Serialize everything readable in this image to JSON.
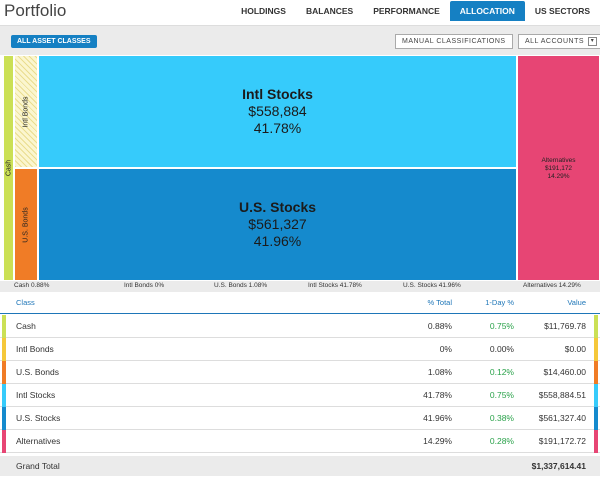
{
  "app": {
    "title": "Portfolio"
  },
  "nav": {
    "tabs": [
      {
        "label": "HOLDINGS"
      },
      {
        "label": "BALANCES"
      },
      {
        "label": "PERFORMANCE"
      },
      {
        "label": "ALLOCATION",
        "active": true
      },
      {
        "label": "US SECTORS"
      }
    ]
  },
  "toolbar": {
    "all_asset_classes": "ALL ASSET CLASSES",
    "manual_classifications": "MANUAL CLASSIFICATIONS",
    "all_accounts": "ALL ACCOUNTS",
    "accounts_caret": "▾"
  },
  "treemap": {
    "cash": {
      "name": "Cash",
      "color": "#cbe055"
    },
    "intl_bonds": {
      "name": "Intl Bonds",
      "color": "#fbf6cf"
    },
    "us_bonds": {
      "name": "U.S. Bonds",
      "color": "#f07c26"
    },
    "intl_stocks": {
      "name": "Intl Stocks",
      "value": "$558,884",
      "pct": "41.78%",
      "color": "#36cbfb"
    },
    "us_stocks": {
      "name": "U.S. Stocks",
      "value": "$561,327",
      "pct": "41.96%",
      "color": "#158acd"
    },
    "alternatives": {
      "name": "Alternatives",
      "value": "$191,172",
      "pct": "14.29%",
      "color": "#e74574"
    }
  },
  "legend": {
    "cash": "Cash 0.88%",
    "intl_bonds": "Intl Bonds 0%",
    "us_bonds": "U.S. Bonds 1.08%",
    "intl_stocks": "Intl Stocks 41.78%",
    "us_stocks": "U.S. Stocks 41.96%",
    "alternatives": "Alternatives 14.29%"
  },
  "table": {
    "headers": {
      "class": "Class",
      "pct_total": "% Total",
      "one_day": "1-Day %",
      "value": "Value"
    },
    "rows": [
      {
        "name": "Cash",
        "pct": "0.88%",
        "day": "0.75%",
        "value": "$11,769.78",
        "color": "#cbe055"
      },
      {
        "name": "Intl Bonds",
        "pct": "0%",
        "day": "0.00%",
        "value": "$0.00",
        "color": "#f5c83a"
      },
      {
        "name": "U.S. Bonds",
        "pct": "1.08%",
        "day": "0.12%",
        "value": "$14,460.00",
        "color": "#f07c26"
      },
      {
        "name": "Intl Stocks",
        "pct": "41.78%",
        "day": "0.75%",
        "value": "$558,884.51",
        "color": "#36cbfb"
      },
      {
        "name": "U.S. Stocks",
        "pct": "41.96%",
        "day": "0.38%",
        "value": "$561,327.40",
        "color": "#158acd"
      },
      {
        "name": "Alternatives",
        "pct": "14.29%",
        "day": "0.28%",
        "value": "$191,172.72",
        "color": "#e74574"
      }
    ],
    "grand_total": {
      "label": "Grand Total",
      "value": "$1,337,614.41"
    }
  }
}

* [DO THIS]: Check each line of the records for the word "label", and show the lines that contain it.

* [RESPONSE]:
        "label": "HOLDINGS"
        "label": "BALANCES"
        "label": "PERFORMANCE"
        "label": "ALLOCATION",
        "label": "US SECTORS"
      "label": "Grand Total",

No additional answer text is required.